* **WRITTEN TASK**
Transcribe the listing that follows in full, omitting pictures.

————

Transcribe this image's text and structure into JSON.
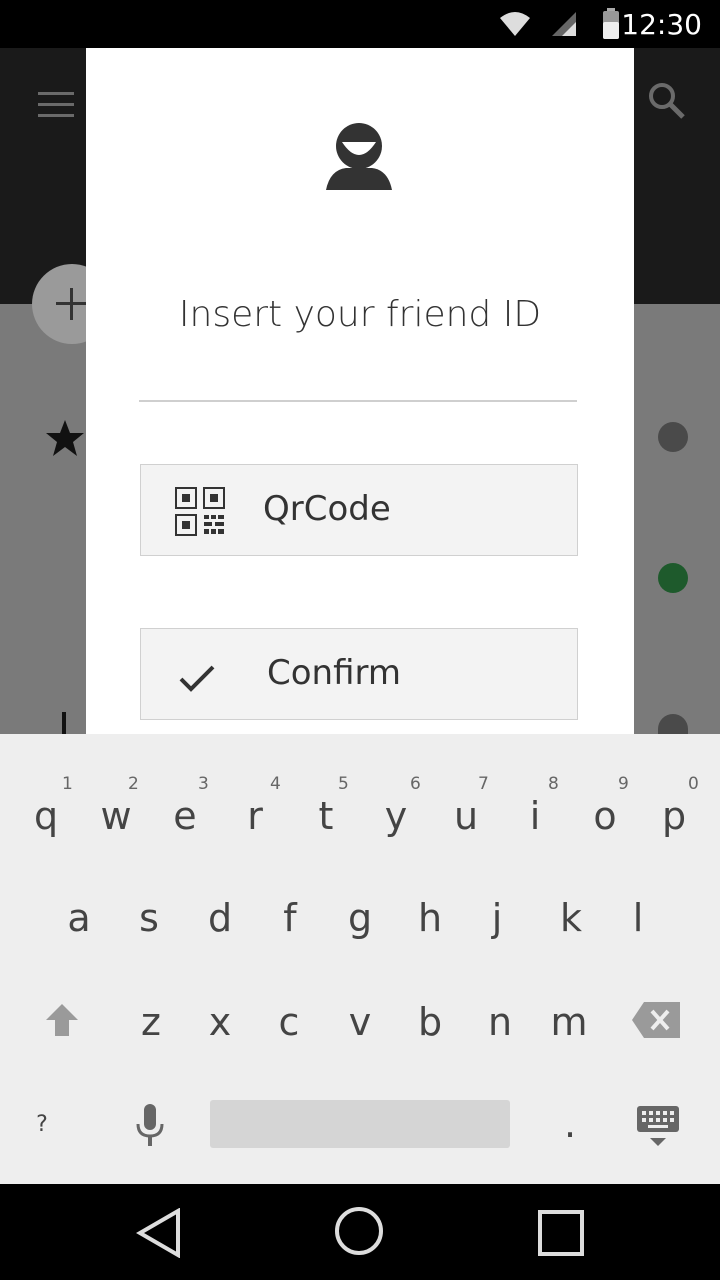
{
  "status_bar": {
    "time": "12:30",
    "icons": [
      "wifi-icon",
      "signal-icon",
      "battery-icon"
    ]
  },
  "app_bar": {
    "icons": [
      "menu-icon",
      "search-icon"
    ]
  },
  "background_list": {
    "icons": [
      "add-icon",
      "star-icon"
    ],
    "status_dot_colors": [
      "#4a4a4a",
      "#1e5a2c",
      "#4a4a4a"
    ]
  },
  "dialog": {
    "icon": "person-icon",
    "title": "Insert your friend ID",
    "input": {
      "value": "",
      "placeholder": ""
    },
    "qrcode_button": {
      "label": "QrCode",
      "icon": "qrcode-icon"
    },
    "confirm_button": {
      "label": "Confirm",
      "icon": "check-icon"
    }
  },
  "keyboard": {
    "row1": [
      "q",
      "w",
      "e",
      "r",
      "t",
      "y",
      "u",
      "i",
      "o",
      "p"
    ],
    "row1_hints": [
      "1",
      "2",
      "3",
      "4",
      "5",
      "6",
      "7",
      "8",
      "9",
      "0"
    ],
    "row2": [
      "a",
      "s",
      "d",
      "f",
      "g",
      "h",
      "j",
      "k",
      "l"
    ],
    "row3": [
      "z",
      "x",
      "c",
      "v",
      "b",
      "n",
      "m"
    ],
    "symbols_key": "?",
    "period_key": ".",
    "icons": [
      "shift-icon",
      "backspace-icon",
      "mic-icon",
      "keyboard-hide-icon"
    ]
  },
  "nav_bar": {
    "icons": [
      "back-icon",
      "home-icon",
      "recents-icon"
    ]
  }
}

————

* **WORKED ANSWER**
Transcribe this image's text and structure into JSON.
{
  "status_bar": {
    "time": "12:30",
    "icons": [
      "wifi-icon",
      "signal-icon",
      "battery-icon"
    ]
  },
  "app_bar": {
    "icons": [
      "menu-icon",
      "search-icon"
    ]
  },
  "background_list": {
    "icons": [
      "add-icon",
      "star-icon"
    ],
    "status_dot_colors": [
      "#4a4a4a",
      "#1e5a2c",
      "#4a4a4a"
    ]
  },
  "dialog": {
    "icon": "person-icon",
    "title": "Insert your friend ID",
    "input": {
      "value": "",
      "placeholder": ""
    },
    "qrcode_button": {
      "label": "QrCode",
      "icon": "qrcode-icon"
    },
    "confirm_button": {
      "label": "Confirm",
      "icon": "check-icon"
    }
  },
  "keyboard": {
    "row1": [
      "q",
      "w",
      "e",
      "r",
      "t",
      "y",
      "u",
      "i",
      "o",
      "p"
    ],
    "row1_hints": [
      "1",
      "2",
      "3",
      "4",
      "5",
      "6",
      "7",
      "8",
      "9",
      "0"
    ],
    "row2": [
      "a",
      "s",
      "d",
      "f",
      "g",
      "h",
      "j",
      "k",
      "l"
    ],
    "row3": [
      "z",
      "x",
      "c",
      "v",
      "b",
      "n",
      "m"
    ],
    "symbols_key": "?",
    "period_key": ".",
    "icons": [
      "shift-icon",
      "backspace-icon",
      "mic-icon",
      "keyboard-hide-icon"
    ]
  },
  "nav_bar": {
    "icons": [
      "back-icon",
      "home-icon",
      "recents-icon"
    ]
  }
}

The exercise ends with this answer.